- WHAT THE TASK REQUIRES: Here are some records. Copy each one exactly.

** Begin DATA EXCERPTS **

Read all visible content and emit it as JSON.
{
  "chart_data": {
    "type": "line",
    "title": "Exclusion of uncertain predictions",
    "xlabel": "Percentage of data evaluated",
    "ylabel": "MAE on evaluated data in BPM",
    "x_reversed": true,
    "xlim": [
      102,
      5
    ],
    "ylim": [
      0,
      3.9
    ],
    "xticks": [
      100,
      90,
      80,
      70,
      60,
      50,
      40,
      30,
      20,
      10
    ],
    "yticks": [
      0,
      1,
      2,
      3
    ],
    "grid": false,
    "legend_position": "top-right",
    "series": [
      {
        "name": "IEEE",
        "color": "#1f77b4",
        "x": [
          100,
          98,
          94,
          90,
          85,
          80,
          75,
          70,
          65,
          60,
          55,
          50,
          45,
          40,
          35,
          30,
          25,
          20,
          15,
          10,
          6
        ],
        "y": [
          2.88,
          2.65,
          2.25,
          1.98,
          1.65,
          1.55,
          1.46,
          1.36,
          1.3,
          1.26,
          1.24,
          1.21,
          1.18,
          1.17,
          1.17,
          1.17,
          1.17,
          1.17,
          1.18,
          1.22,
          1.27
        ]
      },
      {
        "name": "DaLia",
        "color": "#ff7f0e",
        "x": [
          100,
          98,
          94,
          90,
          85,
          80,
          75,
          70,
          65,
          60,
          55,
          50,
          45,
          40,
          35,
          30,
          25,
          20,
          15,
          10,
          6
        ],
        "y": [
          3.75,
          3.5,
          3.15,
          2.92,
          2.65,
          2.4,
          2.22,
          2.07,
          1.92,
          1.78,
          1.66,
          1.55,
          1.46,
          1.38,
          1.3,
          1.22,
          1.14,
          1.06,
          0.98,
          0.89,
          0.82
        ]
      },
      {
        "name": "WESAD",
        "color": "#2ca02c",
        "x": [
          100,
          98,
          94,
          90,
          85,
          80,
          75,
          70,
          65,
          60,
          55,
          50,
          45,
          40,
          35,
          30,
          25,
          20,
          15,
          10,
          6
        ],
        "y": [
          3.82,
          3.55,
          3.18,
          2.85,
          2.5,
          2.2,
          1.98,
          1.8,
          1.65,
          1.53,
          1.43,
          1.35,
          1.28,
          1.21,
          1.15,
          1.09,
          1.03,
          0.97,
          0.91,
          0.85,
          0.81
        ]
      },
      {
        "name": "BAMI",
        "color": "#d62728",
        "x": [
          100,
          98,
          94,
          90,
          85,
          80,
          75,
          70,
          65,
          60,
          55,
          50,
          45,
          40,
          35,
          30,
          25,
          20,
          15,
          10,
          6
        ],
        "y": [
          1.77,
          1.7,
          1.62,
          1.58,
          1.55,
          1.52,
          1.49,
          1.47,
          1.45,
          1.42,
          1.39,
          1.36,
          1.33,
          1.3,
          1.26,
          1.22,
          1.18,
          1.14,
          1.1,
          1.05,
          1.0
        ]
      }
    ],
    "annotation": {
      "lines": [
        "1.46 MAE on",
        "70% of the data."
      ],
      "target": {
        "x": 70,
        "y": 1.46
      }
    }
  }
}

** End DATA EXCERPTS **

- WORKED SOLUTION:
Read all visible content and emit it as JSON.
{
  "chart_data": {
    "type": "line",
    "title": "Exclusion of uncertain predictions",
    "xlabel": "Percentage of data evaluated",
    "ylabel": "MAE on evaluated data in BPM",
    "x_reversed": true,
    "xlim": [
      102,
      5
    ],
    "ylim": [
      0,
      3.9
    ],
    "xticks": [
      100,
      90,
      80,
      70,
      60,
      50,
      40,
      30,
      20,
      10
    ],
    "yticks": [
      0,
      1,
      2,
      3
    ],
    "grid": false,
    "legend_position": "top-right",
    "series": [
      {
        "name": "IEEE",
        "color": "#1f77b4",
        "x": [
          100,
          98,
          94,
          90,
          85,
          80,
          75,
          70,
          65,
          60,
          55,
          50,
          45,
          40,
          35,
          30,
          25,
          20,
          15,
          10,
          6
        ],
        "y": [
          2.88,
          2.65,
          2.25,
          1.98,
          1.65,
          1.55,
          1.46,
          1.36,
          1.3,
          1.26,
          1.24,
          1.21,
          1.18,
          1.17,
          1.17,
          1.17,
          1.17,
          1.17,
          1.18,
          1.22,
          1.27
        ]
      },
      {
        "name": "DaLia",
        "color": "#ff7f0e",
        "x": [
          100,
          98,
          94,
          90,
          85,
          80,
          75,
          70,
          65,
          60,
          55,
          50,
          45,
          40,
          35,
          30,
          25,
          20,
          15,
          10,
          6
        ],
        "y": [
          3.75,
          3.5,
          3.15,
          2.92,
          2.65,
          2.4,
          2.22,
          2.07,
          1.92,
          1.78,
          1.66,
          1.55,
          1.46,
          1.38,
          1.3,
          1.22,
          1.14,
          1.06,
          0.98,
          0.89,
          0.82
        ]
      },
      {
        "name": "WESAD",
        "color": "#2ca02c",
        "x": [
          100,
          98,
          94,
          90,
          85,
          80,
          75,
          70,
          65,
          60,
          55,
          50,
          45,
          40,
          35,
          30,
          25,
          20,
          15,
          10,
          6
        ],
        "y": [
          3.82,
          3.55,
          3.18,
          2.85,
          2.5,
          2.2,
          1.98,
          1.8,
          1.65,
          1.53,
          1.43,
          1.35,
          1.28,
          1.21,
          1.15,
          1.09,
          1.03,
          0.97,
          0.91,
          0.85,
          0.81
        ]
      },
      {
        "name": "BAMI",
        "color": "#d62728",
        "x": [
          100,
          98,
          94,
          90,
          85,
          80,
          75,
          70,
          65,
          60,
          55,
          50,
          45,
          40,
          35,
          30,
          25,
          20,
          15,
          10,
          6
        ],
        "y": [
          1.77,
          1.7,
          1.62,
          1.58,
          1.55,
          1.52,
          1.49,
          1.47,
          1.45,
          1.42,
          1.39,
          1.36,
          1.33,
          1.3,
          1.26,
          1.22,
          1.18,
          1.14,
          1.1,
          1.05,
          1.0
        ]
      }
    ],
    "annotation": {
      "lines": [
        "1.46 MAE on",
        "70% of the data."
      ],
      "target": {
        "x": 70,
        "y": 1.46
      }
    }
  }
}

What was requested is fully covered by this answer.